- Problem requirements -
Pick out each line of the records in which the word "اخيرا" appears.

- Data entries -

--

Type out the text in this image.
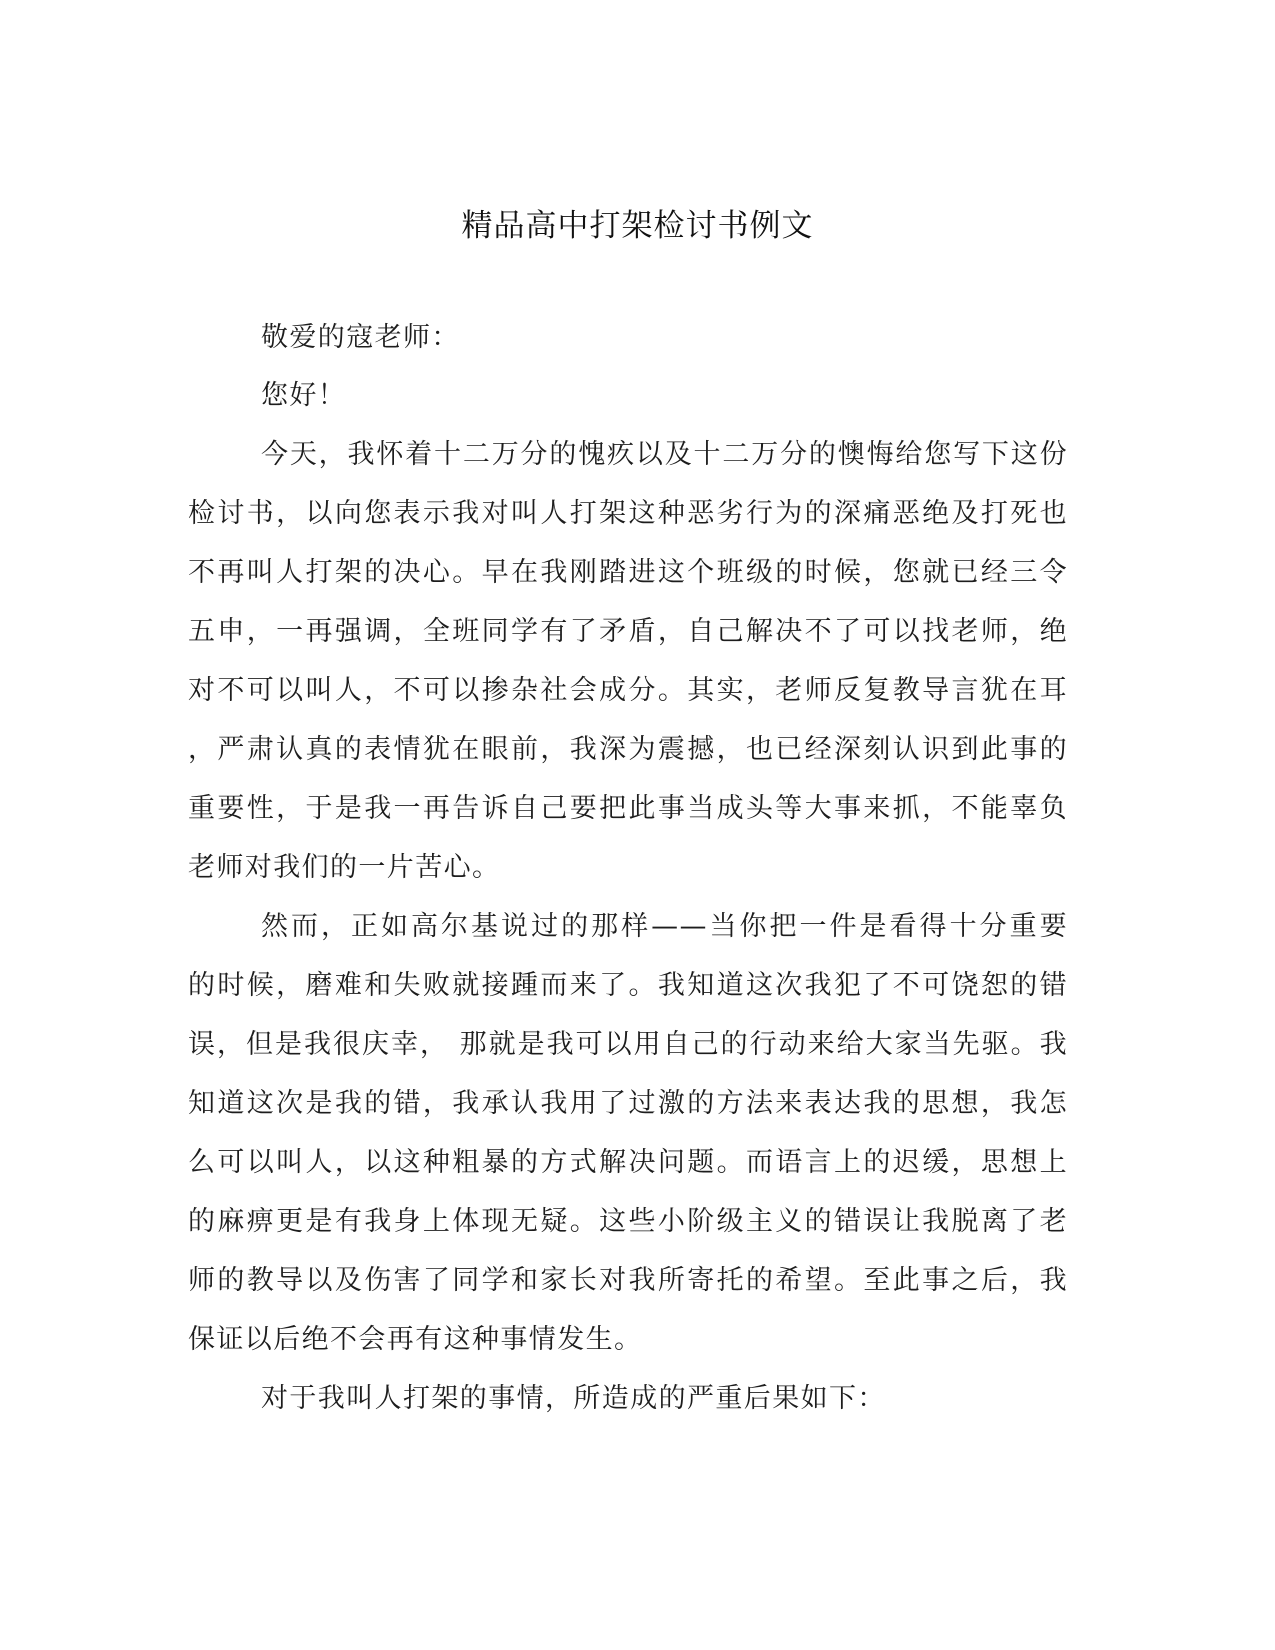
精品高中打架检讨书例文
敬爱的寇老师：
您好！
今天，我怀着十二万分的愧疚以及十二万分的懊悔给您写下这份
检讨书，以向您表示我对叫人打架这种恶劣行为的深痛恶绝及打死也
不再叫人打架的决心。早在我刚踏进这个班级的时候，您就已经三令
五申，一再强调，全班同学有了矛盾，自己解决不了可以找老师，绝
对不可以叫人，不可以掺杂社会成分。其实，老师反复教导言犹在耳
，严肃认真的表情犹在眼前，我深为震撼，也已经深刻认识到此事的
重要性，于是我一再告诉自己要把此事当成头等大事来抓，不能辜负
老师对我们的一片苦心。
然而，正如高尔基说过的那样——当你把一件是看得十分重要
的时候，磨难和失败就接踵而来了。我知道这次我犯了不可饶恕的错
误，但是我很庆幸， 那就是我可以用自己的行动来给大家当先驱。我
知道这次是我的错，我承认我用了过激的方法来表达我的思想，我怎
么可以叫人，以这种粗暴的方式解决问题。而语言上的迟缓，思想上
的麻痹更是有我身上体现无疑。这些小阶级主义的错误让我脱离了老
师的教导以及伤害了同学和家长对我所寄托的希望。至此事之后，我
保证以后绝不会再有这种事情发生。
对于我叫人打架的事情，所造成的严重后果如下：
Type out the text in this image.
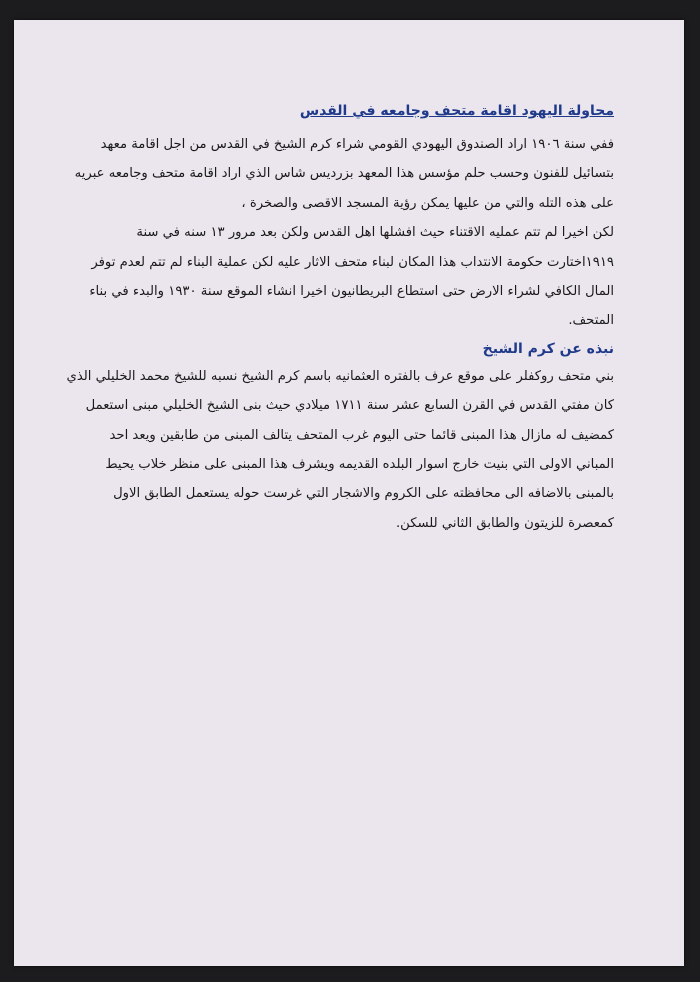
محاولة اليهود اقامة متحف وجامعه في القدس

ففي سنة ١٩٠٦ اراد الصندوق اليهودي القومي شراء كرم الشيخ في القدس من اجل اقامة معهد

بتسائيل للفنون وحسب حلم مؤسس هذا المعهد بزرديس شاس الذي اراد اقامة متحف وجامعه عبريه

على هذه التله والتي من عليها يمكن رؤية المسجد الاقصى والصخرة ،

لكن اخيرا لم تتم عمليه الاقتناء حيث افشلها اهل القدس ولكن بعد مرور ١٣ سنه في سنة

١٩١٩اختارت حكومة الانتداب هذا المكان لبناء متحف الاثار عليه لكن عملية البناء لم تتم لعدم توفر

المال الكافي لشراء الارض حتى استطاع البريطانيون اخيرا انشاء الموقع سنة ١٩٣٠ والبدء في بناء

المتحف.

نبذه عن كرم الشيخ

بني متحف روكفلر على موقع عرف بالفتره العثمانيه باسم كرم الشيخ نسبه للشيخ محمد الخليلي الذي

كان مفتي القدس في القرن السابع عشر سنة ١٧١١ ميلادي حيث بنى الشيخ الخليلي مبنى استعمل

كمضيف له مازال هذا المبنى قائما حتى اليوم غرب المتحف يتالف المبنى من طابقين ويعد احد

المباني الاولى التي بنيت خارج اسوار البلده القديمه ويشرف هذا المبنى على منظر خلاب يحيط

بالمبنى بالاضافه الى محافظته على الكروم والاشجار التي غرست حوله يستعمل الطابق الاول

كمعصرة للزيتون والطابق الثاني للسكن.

--

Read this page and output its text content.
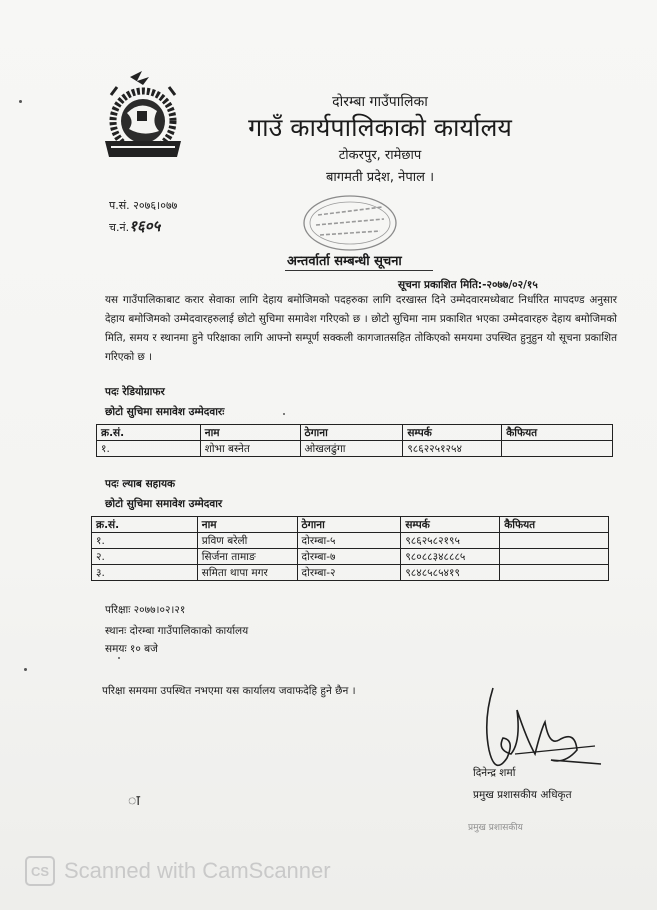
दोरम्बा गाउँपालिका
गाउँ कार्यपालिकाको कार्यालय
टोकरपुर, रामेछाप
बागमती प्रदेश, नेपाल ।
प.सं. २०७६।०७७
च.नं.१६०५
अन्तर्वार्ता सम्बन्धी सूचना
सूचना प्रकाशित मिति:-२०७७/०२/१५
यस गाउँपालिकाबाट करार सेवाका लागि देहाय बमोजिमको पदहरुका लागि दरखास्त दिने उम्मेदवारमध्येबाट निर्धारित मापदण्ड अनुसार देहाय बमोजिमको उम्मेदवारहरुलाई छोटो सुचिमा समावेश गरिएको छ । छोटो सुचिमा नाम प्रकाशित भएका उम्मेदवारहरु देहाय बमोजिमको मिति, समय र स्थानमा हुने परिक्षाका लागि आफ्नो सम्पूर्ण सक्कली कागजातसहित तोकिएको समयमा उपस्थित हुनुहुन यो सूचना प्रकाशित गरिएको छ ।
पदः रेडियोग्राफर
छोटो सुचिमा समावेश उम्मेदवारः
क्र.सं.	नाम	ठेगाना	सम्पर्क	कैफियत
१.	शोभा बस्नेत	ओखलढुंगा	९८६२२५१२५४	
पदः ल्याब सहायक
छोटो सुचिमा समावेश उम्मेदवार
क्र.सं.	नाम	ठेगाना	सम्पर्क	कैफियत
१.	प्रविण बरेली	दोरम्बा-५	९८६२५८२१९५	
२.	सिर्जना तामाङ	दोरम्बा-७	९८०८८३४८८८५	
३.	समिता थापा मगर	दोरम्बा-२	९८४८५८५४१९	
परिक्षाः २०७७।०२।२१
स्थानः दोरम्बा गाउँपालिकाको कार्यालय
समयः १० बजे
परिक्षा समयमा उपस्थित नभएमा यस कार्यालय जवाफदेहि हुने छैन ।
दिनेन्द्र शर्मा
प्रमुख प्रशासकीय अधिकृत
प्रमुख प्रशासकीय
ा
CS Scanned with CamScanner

--

- Response to the task -
لكن اخيرا لم تتم عمليه الاقتناء حيث افشلها اهل القدس ولكن بعد مرور ١٣ سنه في سنة
المال الكافي لشراء الارض حتى استطاع البريطانيون اخيرا انشاء الموقع سنة ١٩٣٠ والبدء في بناء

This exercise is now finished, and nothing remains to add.